── GIVEN ENTRIES
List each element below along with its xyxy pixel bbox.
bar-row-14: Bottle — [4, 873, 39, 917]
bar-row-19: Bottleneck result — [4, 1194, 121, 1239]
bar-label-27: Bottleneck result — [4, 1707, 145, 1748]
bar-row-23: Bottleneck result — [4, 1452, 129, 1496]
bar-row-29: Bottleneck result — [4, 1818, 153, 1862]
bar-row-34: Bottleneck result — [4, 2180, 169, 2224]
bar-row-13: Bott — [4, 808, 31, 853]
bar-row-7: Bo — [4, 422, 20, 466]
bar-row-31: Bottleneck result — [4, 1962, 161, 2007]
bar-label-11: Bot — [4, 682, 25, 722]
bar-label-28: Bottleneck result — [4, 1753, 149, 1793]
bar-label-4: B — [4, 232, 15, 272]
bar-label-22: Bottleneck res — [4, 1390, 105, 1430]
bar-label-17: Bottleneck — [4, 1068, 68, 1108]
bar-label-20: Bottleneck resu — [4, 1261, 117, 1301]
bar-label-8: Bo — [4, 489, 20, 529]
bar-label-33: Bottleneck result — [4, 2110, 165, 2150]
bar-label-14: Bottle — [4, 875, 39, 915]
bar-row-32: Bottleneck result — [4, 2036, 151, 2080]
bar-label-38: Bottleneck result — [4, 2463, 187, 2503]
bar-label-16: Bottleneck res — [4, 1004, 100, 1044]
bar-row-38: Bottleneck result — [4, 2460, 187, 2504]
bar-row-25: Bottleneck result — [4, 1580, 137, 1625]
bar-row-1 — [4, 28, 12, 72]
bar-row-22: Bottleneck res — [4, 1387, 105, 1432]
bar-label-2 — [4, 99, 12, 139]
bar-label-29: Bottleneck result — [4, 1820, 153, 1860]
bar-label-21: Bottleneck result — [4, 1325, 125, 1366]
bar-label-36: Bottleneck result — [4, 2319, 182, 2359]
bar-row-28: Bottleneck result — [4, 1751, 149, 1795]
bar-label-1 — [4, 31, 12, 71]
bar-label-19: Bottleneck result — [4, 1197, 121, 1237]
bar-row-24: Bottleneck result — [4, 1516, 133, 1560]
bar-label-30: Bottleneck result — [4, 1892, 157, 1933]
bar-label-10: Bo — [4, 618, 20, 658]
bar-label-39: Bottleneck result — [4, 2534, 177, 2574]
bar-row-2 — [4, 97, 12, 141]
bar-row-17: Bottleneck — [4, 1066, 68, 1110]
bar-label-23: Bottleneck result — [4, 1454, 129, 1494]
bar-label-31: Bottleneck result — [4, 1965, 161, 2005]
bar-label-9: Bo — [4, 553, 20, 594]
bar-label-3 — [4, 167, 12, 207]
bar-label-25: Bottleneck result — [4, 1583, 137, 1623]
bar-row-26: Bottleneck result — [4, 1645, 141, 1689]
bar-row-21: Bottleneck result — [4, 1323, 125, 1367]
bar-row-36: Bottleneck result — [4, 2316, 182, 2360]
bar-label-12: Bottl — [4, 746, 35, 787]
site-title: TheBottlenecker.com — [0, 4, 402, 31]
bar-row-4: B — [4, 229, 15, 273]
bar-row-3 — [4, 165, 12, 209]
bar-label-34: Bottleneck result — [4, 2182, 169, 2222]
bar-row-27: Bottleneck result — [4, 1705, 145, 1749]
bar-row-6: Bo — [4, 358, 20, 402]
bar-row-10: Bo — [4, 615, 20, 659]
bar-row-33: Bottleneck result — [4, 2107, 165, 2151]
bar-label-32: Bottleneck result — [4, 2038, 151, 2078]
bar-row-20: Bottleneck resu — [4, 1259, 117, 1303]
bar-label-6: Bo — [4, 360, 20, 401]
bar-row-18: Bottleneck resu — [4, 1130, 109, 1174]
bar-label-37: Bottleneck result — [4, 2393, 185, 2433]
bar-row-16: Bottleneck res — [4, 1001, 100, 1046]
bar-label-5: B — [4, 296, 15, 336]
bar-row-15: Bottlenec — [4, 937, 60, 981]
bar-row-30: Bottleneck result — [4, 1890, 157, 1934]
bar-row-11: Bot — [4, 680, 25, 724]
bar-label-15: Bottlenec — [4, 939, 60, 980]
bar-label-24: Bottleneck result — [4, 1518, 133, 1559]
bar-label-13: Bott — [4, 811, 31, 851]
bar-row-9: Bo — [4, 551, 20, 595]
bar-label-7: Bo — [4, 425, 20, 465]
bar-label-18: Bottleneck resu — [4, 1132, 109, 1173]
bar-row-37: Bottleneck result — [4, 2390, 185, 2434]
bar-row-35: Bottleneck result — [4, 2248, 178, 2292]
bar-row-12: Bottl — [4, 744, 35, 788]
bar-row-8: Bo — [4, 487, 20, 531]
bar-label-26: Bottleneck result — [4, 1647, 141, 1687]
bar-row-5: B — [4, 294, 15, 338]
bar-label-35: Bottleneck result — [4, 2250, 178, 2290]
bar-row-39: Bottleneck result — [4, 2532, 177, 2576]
────
# SHORT TASK
Format the lines of the records above as a JSON list of strings, one string per line and no blank lines. Begin at the first line of the records and stop after the line that contains "bar-label-30: Bottleneck result".

# THE SOLUTION
[
  "List each element below along with its xyxy pixel bbox.",
  "bar-row-14: Bottle — [4, 873, 39, 917]",
  "bar-row-19: Bottleneck result — [4, 1194, 121, 1239]",
  "bar-label-27: Bottleneck result — [4, 1707, 145, 1748]",
  "bar-row-23: Bottleneck result — [4, 1452, 129, 1496]",
  "bar-row-29: Bottleneck result — [4, 1818, 153, 1862]",
  "bar-row-34: Bottleneck result — [4, 2180, 169, 2224]",
  "bar-row-13: Bott — [4, 808, 31, 853]",
  "bar-row-7: Bo — [4, 422, 20, 466]",
  "bar-row-31: Bottleneck result — [4, 1962, 161, 2007]",
  "bar-label-11: Bot — [4, 682, 25, 722]",
  "bar-label-28: Bottleneck result — [4, 1753, 149, 1793]",
  "bar-label-4: B — [4, 232, 15, 272]",
  "bar-label-22: Bottleneck res — [4, 1390, 105, 1430]",
  "bar-label-17: Bottleneck — [4, 1068, 68, 1108]",
  "bar-label-20: Bottleneck resu — [4, 1261, 117, 1301]",
  "bar-label-8: Bo — [4, 489, 20, 529]",
  "bar-label-33: Bottleneck result — [4, 2110, 165, 2150]",
  "bar-label-14: Bottle — [4, 875, 39, 915]",
  "bar-row-32: Bottleneck result — [4, 2036, 151, 2080]",
  "bar-label-38: Bottleneck result — [4, 2463, 187, 2503]",
  "bar-label-16: Bottleneck res — [4, 1004, 100, 1044]",
  "bar-row-38: Bottleneck result — [4, 2460, 187, 2504]",
  "bar-row-25: Bottleneck result — [4, 1580, 137, 1625]",
  "bar-row-1 — [4, 28, 12, 72]",
  "bar-row-22: Bottleneck res — [4, 1387, 105, 1432]",
  "bar-label-2 — [4, 99, 12, 139]",
  "bar-label-29: Bottleneck result — [4, 1820, 153, 1860]",
  "bar-label-21: Bottleneck result — [4, 1325, 125, 1366]",
  "bar-label-36: Bottleneck result — [4, 2319, 182, 2359]",
  "bar-row-28: Bottleneck result — [4, 1751, 149, 1795]",
  "bar-label-1 — [4, 31, 12, 71]",
  "bar-label-19: Bottleneck result — [4, 1197, 121, 1237]",
  "bar-row-24: Bottleneck result — [4, 1516, 133, 1560]",
  "bar-label-30: Bottleneck result — [4, 1892, 157, 1933]"
]